Dataset rows
------------------------------------
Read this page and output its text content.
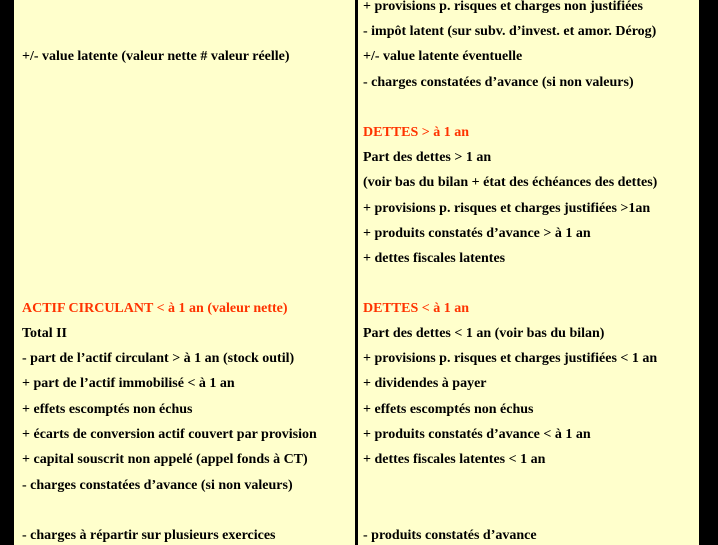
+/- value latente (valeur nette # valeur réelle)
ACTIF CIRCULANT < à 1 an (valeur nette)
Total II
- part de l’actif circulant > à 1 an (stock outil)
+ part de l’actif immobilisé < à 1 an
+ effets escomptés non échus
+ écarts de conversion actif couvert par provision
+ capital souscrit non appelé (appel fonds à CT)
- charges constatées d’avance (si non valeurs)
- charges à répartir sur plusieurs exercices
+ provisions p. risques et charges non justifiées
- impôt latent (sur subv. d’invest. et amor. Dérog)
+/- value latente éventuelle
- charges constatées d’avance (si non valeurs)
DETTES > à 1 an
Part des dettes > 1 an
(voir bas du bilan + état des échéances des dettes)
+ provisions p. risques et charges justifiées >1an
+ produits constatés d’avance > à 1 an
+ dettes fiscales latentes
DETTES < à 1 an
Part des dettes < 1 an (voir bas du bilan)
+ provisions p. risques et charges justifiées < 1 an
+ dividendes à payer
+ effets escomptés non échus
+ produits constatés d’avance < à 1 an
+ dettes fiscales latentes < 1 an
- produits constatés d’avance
------------------------------------
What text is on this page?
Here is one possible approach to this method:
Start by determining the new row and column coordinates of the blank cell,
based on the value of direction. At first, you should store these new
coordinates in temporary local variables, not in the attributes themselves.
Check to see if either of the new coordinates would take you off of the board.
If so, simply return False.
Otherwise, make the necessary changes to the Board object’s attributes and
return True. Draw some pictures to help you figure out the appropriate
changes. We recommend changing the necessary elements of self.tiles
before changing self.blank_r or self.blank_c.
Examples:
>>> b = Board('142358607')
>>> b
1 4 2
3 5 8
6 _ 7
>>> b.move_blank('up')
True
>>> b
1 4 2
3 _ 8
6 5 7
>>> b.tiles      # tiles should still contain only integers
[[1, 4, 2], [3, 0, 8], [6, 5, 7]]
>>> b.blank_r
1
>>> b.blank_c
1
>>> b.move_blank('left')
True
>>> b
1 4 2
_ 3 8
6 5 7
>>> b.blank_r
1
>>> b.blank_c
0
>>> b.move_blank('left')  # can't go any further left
------------------------------------
→ Do this
Search the preceding listing for "justifiées" and extract every line where it is found.

→ Final result
+ provisions p. risques et charges non justifiées
+ provisions p. risques et charges justifiées >1an
+ provisions p. risques et charges justifiées < 1 an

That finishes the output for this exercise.